DO THIS: Return all of the lines below exactly as they are.
— START ENTRIES PROVIDED —
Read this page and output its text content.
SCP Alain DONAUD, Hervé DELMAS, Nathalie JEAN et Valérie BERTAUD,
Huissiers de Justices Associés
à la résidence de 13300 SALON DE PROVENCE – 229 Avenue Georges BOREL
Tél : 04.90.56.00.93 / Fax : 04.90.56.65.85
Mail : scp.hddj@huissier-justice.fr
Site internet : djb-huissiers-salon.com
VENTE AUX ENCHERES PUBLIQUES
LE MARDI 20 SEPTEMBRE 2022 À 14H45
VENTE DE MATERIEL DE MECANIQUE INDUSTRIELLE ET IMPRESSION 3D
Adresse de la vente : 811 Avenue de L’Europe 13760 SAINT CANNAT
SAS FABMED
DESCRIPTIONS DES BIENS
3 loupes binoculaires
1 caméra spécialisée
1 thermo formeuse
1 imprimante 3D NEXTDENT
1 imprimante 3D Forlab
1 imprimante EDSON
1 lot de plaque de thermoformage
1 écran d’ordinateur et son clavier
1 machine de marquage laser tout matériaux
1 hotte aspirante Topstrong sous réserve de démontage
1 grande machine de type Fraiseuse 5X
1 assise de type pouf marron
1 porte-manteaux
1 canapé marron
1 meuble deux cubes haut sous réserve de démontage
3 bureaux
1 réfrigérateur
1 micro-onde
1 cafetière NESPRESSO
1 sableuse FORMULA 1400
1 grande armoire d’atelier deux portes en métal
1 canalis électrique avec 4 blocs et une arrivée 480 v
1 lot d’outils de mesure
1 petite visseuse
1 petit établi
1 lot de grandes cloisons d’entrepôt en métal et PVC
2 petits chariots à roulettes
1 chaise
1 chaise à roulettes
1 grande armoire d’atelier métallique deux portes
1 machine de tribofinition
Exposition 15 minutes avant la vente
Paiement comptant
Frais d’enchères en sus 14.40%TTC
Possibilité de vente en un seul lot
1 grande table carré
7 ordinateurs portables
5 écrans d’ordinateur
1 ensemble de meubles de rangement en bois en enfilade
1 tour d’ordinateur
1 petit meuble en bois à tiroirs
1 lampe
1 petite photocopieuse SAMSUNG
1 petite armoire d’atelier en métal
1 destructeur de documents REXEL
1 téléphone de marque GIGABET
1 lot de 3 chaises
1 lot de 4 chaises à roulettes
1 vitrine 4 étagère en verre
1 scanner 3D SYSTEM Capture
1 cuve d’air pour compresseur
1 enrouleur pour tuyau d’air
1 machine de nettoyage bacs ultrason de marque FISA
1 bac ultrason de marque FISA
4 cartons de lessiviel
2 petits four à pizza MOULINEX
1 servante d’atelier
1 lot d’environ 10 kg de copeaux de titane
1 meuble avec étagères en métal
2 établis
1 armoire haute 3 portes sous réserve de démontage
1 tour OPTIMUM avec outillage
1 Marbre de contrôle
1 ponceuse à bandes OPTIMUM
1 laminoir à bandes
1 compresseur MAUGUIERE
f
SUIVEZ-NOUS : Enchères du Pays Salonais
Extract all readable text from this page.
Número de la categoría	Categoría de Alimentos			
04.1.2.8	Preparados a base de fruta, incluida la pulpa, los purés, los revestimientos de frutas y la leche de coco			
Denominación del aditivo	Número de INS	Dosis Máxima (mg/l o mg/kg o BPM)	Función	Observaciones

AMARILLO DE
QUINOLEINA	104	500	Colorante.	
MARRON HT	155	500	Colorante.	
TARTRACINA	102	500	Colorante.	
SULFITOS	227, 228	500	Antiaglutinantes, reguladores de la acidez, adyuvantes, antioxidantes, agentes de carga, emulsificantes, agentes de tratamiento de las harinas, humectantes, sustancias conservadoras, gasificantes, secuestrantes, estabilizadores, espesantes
— END ENTRIES PROVIDED —
CORRECT OUTPUT:
Read this page and output its text content.
SCP Alain DONAUD, Hervé DELMAS, Nathalie JEAN et Valérie BERTAUD,
Huissiers de Justices Associés
à la résidence de 13300 SALON DE PROVENCE – 229 Avenue Georges BOREL
Tél : 04.90.56.00.93 / Fax : 04.90.56.65.85
Mail : scp.hddj@huissier-justice.fr
Site internet : djb-huissiers-salon.com
VENTE AUX ENCHERES PUBLIQUES
LE MARDI 20 SEPTEMBRE 2022 À 14H45
VENTE DE MATERIEL DE MECANIQUE INDUSTRIELLE ET IMPRESSION 3D
Adresse de la vente : 811 Avenue de L’Europe 13760 SAINT CANNAT
SAS FABMED
DESCRIPTIONS DES BIENS
3 loupes binoculaires
1 caméra spécialisée
1 thermo formeuse
1 imprimante 3D NEXTDENT
1 imprimante 3D Forlab
1 imprimante EDSON
1 lot de plaque de thermoformage
1 écran d’ordinateur et son clavier
1 machine de marquage laser tout matériaux
1 hotte aspirante Topstrong sous réserve de démontage
1 grande machine de type Fraiseuse 5X
1 assise de type pouf marron
1 porte-manteaux
1 canapé marron
1 meuble deux cubes haut sous réserve de démontage
3 bureaux
1 réfrigérateur
1 micro-onde
1 cafetière NESPRESSO
1 sableuse FORMULA 1400
1 grande armoire d’atelier deux portes en métal
1 canalis électrique avec 4 blocs et une arrivée 480 v
1 lot d’outils de mesure
1 petite visseuse
1 petit établi
1 lot de grandes cloisons d’entrepôt en métal et PVC
2 petits chariots à roulettes
1 chaise
1 chaise à roulettes
1 grande armoire d’atelier métallique deux portes
1 machine de tribofinition
Exposition 15 minutes avant la vente
Paiement comptant
Frais d’enchères en sus 14.40%TTC
Possibilité de vente en un seul lot
1 grande table carré
7 ordinateurs portables
5 écrans d’ordinateur
1 ensemble de meubles de rangement en bois en enfilade
1 tour d’ordinateur
1 petit meuble en bois à tiroirs
1 lampe
1 petite photocopieuse SAMSUNG
1 petite armoire d’atelier en métal
1 destructeur de documents REXEL
1 téléphone de marque GIGABET
1 lot de 3 chaises
1 lot de 4 chaises à roulettes
1 vitrine 4 étagère en verre
1 scanner 3D SYSTEM Capture
1 cuve d’air pour compresseur
1 enrouleur pour tuyau d’air
1 machine de nettoyage bacs ultrason de marque FISA
1 bac ultrason de marque FISA
4 cartons de lessiviel
2 petits four à pizza MOULINEX
1 servante d’atelier
1 lot d’environ 10 kg de copeaux de titane
1 meuble avec étagères en métal
2 établis
1 armoire haute 3 portes sous réserve de démontage
1 tour OPTIMUM avec outillage
1 Marbre de contrôle
1 ponceuse à bandes OPTIMUM
1 laminoir à bandes
1 compresseur MAUGUIERE
f
SUIVEZ-NOUS : Enchères du Pays Salonais
Extract all readable text from this page.
Número de la categoría	Categoría de Alimentos			
04.1.2.8	Preparados a base de fruta, incluida la pulpa, los purés, los revestimientos de frutas y la leche de coco			
Denominación del aditivo	Número de INS	Dosis Máxima (mg/l o mg/kg o BPM)	Función	Observaciones

AMARILLO DE
QUINOLEINA	104	500	Colorante.	
MARRON HT	155	500	Colorante.	
TARTRACINA	102	500	Colorante.	
SULFITOS	227, 228	500	Antiaglutinantes, reguladores de la acidez, adyuvantes, antioxidantes, agentes de carga, emulsificantes, agentes de tratamiento de las harinas, humectantes, sustancias conservadoras, gasificantes, secuestrantes, estabilizadores, espesantes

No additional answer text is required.